[SELECTED EXCERPT]:
______

Residents at the Old Fort Plantation
The photographs from the Library of Congress

One 1863 estimate of the population of freedpeople on Port Royal was about 9,000. The nominally free people were legally freed on January 1, 1863 with the Emancipation Proclamation when a ceremony was held at the Old Fort Plantation to read the text to a joyous audience.

Old Fort or Smith Plantation residents
The 1860 census listed 131 slaves on the cotton plantation.

Elizabeth Botume  (her name maybe pronounced like Bottom) outlined her educational philosophy and experiences in her 1892 book First Days Amongst the Contrabands.

Here she explains why she used the term contraband
in her title.

Elizabeth was a practical woman, a fan of "needles and thread and soap and decent clothing" as the "best educators" of people who'd been kept in degrading conditions for generations. At first, supplies were hard to find. 
"There was some coarse, heavy contraband goods [osnaburg, jeans cloth or other fabric for slave clothing] stored in the arsenal. Could I make use of it in my school ? I replied, we could use anything that could be cut with scissors and pierced with a needle;. So he donated several pieces of dark hickory-brown twilled cotton.
Something that looked like this?
"One of the 'Disciples' in Boston had already furnished me with a generous supply of threads, needles, thimbles, etc...."

Sewing classes were a treat for everyone.
"The chief amusement of the girls was to sing and to sew on their patchwork. Sewing was the most fascinating of all, in which the mothers deeply sympathized. The only thing all the women would beg for was 'scraps for quilts.' "

______

Stored data entries
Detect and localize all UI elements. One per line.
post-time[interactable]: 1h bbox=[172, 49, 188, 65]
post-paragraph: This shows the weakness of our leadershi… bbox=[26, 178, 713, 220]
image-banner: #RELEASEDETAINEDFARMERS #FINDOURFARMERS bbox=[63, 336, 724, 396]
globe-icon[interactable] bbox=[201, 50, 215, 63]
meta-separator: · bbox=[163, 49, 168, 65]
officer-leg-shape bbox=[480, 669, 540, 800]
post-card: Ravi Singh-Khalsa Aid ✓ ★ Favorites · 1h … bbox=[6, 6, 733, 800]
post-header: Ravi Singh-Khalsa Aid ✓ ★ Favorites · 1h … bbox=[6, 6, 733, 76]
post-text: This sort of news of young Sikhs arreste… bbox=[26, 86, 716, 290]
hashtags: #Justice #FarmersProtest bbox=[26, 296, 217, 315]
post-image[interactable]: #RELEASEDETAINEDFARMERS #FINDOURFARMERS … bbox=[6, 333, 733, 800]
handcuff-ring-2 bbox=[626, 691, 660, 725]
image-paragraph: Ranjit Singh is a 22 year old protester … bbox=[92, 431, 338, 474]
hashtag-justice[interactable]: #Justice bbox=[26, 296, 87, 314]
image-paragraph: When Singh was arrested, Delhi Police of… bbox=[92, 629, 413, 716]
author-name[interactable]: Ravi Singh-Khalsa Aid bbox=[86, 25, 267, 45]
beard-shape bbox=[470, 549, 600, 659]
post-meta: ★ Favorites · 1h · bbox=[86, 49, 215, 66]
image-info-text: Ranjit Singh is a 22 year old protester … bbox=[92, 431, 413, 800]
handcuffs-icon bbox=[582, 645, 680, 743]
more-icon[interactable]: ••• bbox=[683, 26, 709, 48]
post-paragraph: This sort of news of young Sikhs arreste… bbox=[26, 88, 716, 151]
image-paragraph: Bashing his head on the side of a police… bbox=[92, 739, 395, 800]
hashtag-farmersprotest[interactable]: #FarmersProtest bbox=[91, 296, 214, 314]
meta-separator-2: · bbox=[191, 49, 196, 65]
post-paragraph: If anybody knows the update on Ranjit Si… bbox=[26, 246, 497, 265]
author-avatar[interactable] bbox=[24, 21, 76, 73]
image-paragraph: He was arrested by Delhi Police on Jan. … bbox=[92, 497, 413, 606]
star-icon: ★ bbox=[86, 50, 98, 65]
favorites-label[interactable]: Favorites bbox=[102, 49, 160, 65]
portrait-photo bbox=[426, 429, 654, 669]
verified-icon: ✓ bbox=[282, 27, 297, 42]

______

[EXERCISE BRIEF]:
Answer these questions using the text on the Old Fort Plantation residents.
1. How many slaves were listed on the cotton plantation in the 1860 census?
2. In what year was Elizabeth Botume's book First Days Amongst the Contrabands published?
3. What was the only thing all the women would beg for?

[RESPONSE AREA]:
1. 131
2. 1892
3. Scraps for quilts